Structured page parsing data
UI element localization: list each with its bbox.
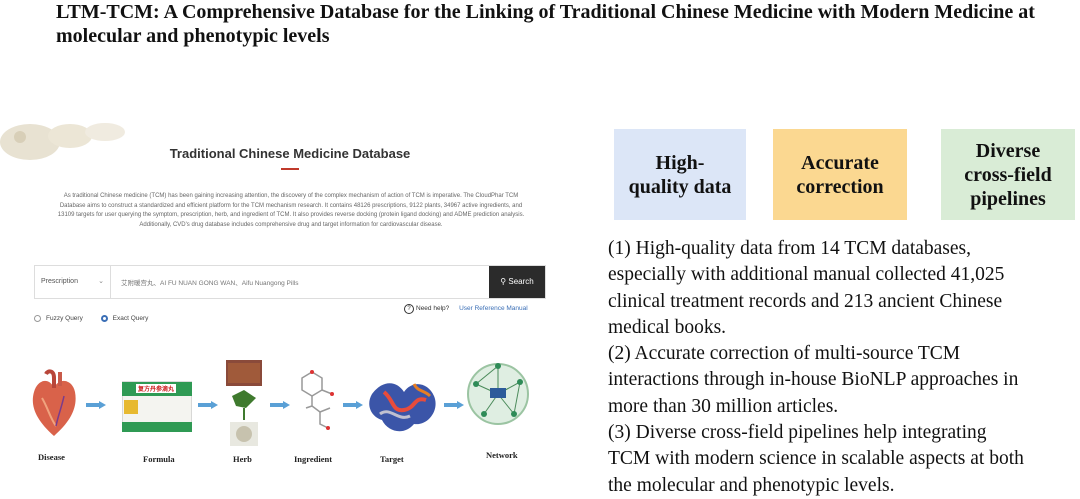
text-line: especially with additional manual collec… [608,264,1005,286]
radio-label: Fuzzy Query [46,315,83,322]
database-description: As traditional Chinese medicine (TCM) ha… [57,193,525,228]
text-line: (1) High-quality data from 14 TCM databa… [608,238,972,259]
search-icon: ⚲ [500,277,507,286]
protein-icon [369,383,436,432]
text-line: clinical treatment records and 213 ancie… [608,290,1003,312]
flow-label-herb: Herb [233,454,252,464]
arrow-icon [270,401,290,409]
text-line: medical books. [608,316,727,338]
badge-high-quality-data: High-quality data [614,129,746,220]
badge-text: High-quality data [628,151,732,198]
radio-dot [34,315,41,322]
help-label: Need help? [416,305,450,312]
text-line: more than 30 million articles. [608,395,839,417]
medicine-box-icon [122,381,192,432]
flow-label-ingredient: Ingredient [294,454,333,464]
page-title: LTM-TCM: A Comprehensive Database for th… [56,1,1035,47]
search-input[interactable] [119,266,483,300]
flow-label-target: Target [380,454,404,464]
radio-dot-selected [100,315,108,322]
medicine-box-label: 复方丹参滴丸 [138,386,175,393]
search-bar: Prescription ⌄ ⚲ Search [34,265,546,300]
question-icon: ? [404,304,414,314]
text-line: (3) Diverse cross-field pipelines help i… [608,422,987,444]
text-line: TCM with modern science in scalable aspe… [608,448,1024,470]
arrow-icon [343,401,363,409]
arrow-icon [444,401,464,409]
flow-label-formula: Formula [143,454,175,464]
workflow-diagram: 复方丹参滴丸 [0,350,580,498]
search-category-value: Prescription [41,278,78,285]
radio-fuzzy-query[interactable]: Fuzzy Query [34,315,83,322]
decorative-herb-image [0,123,125,160]
chevron-down-icon: ⌄ [98,278,104,285]
feature-description: (1) High-quality data from 14 TCM databa… [608,236,1078,499]
radio-exact-query[interactable]: Exact Query [100,315,149,322]
text-line: interactions through in-house BioNLP app… [608,369,1019,391]
search-button-label: Search [508,277,534,286]
arrow-icon [198,401,218,409]
heart-icon [32,369,76,436]
search-category-select[interactable]: Prescription ⌄ [35,266,111,298]
molecule-icon [301,370,334,430]
arrow-icon [86,401,106,409]
search-button[interactable]: ⚲ Search [489,266,545,298]
radio-label: Exact Query [112,315,149,322]
text-line: the molecular and phenotypic levels. [608,474,895,496]
text-line: (2) Accurate correction of multi-source … [608,343,961,365]
database-screenshot: Traditional Chinese Medicine Database As… [0,122,580,498]
user-manual-link[interactable]: User Reference Manual [459,305,528,312]
heading-underline [281,168,299,170]
flow-label-network: Network [486,450,518,460]
query-mode-group: Fuzzy Query Exact Query [34,315,164,324]
network-icon [467,363,529,425]
herb-icon [226,360,262,446]
help-row: ?Need help? User Reference Manual [404,304,528,314]
flow-label-disease: Disease [38,452,65,462]
database-heading: Traditional Chinese Medicine Database [169,146,411,161]
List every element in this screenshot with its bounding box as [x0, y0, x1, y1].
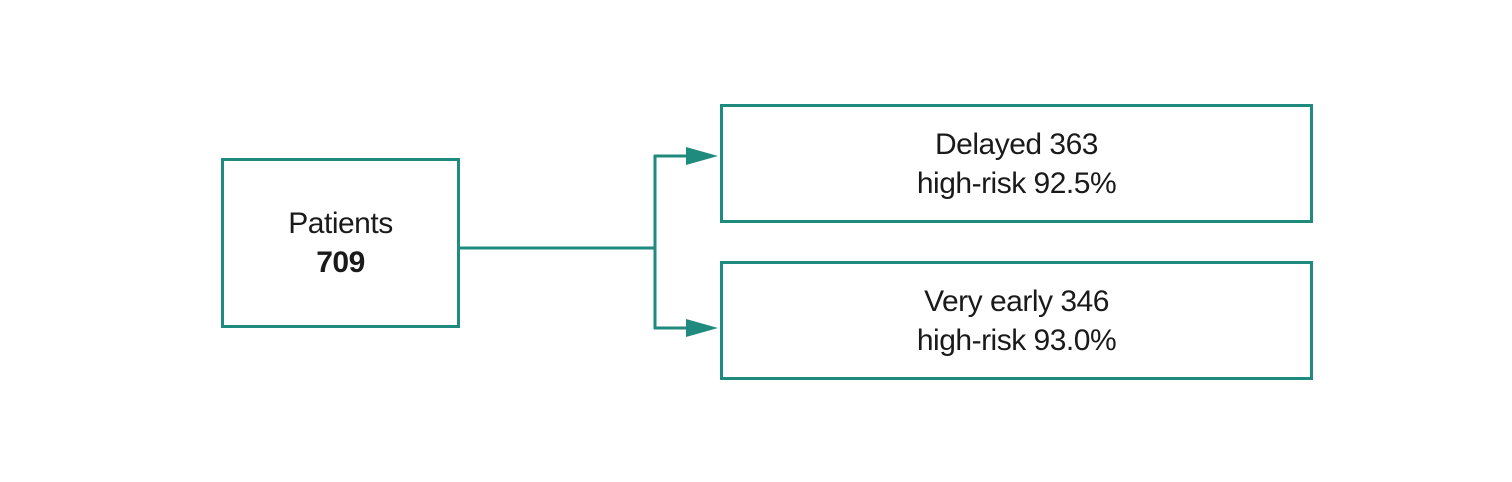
very-early-high-risk-label: high-risk 93.0% [916, 323, 1117, 357]
arrowhead-very-early [686, 319, 718, 337]
delayed-box: Delayed 363 high-risk 92.5% [720, 104, 1313, 223]
delayed-high-risk-label: high-risk 92.5% [916, 166, 1117, 200]
very-early-box: Very early 346 high-risk 93.0% [720, 261, 1313, 380]
patients-count: 709 [316, 246, 365, 279]
patients-label: Patients [288, 207, 393, 240]
patients-box: Patients 709 [221, 158, 460, 328]
very-early-count-label: Very early 346 [924, 284, 1109, 318]
delayed-count-label: Delayed 363 [935, 127, 1098, 161]
arrowhead-delayed [686, 147, 718, 165]
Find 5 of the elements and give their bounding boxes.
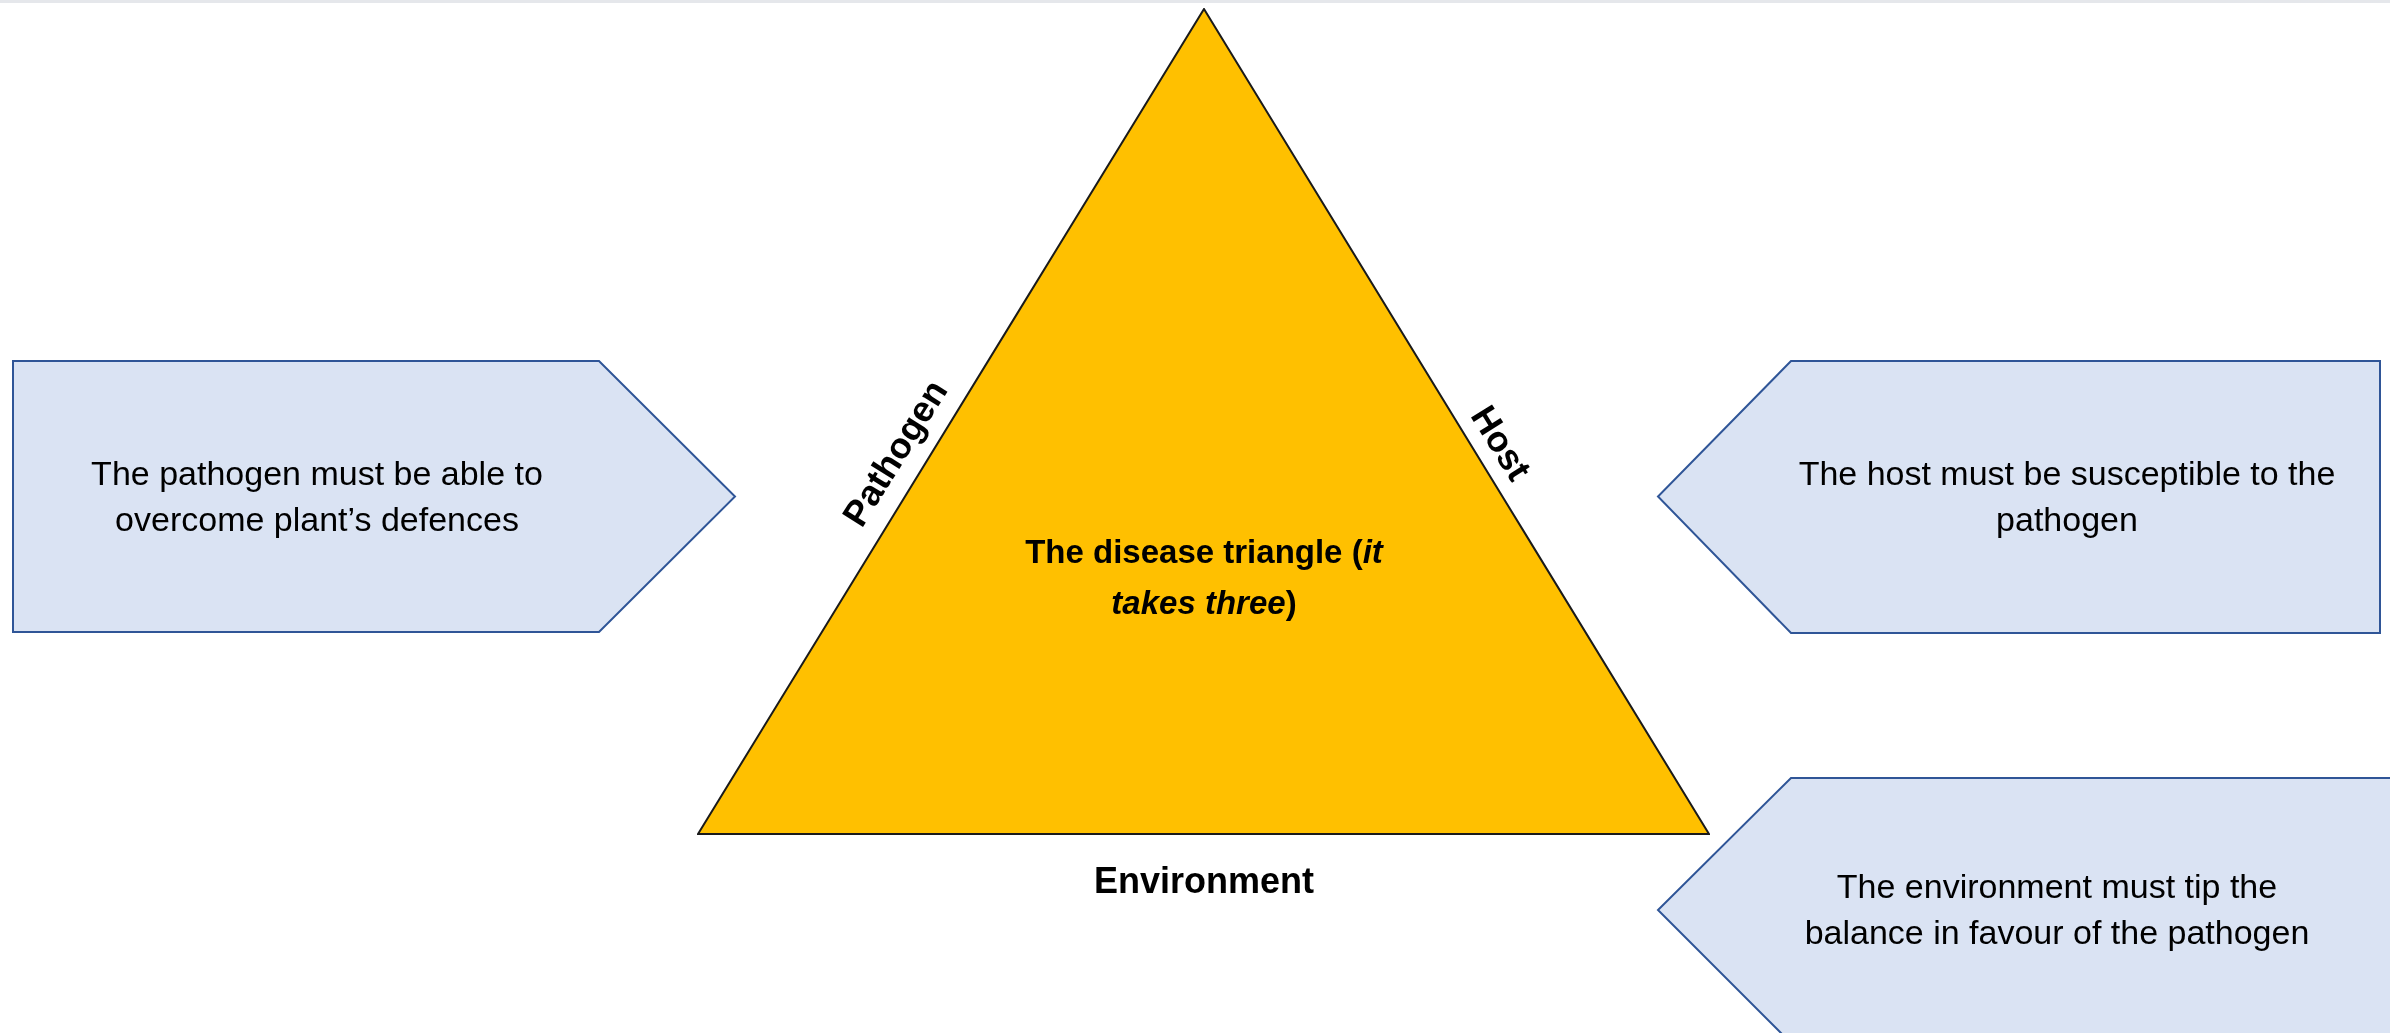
side-label: Environment [1094, 859, 1314, 903]
callout-text: The environment must tip the balance in favour of the pathogen [1803, 866, 2311, 953]
callout-text: The host must be susceptible to the pathogen [1797, 452, 2337, 540]
triangle-title: The disease triangle (it takes three) [1024, 532, 1385, 624]
callout-text: The pathogen must be able to overcome plant’s defences [90, 452, 544, 540]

**Goal of the exercise:**
In the entries above, find each line that has the word "herb". Copy it.

**Response:**
flow-label-herb: Herb [233,454,252,464]
decorative-herb-image [0,123,125,160]
herb-icon [226,360,262,446]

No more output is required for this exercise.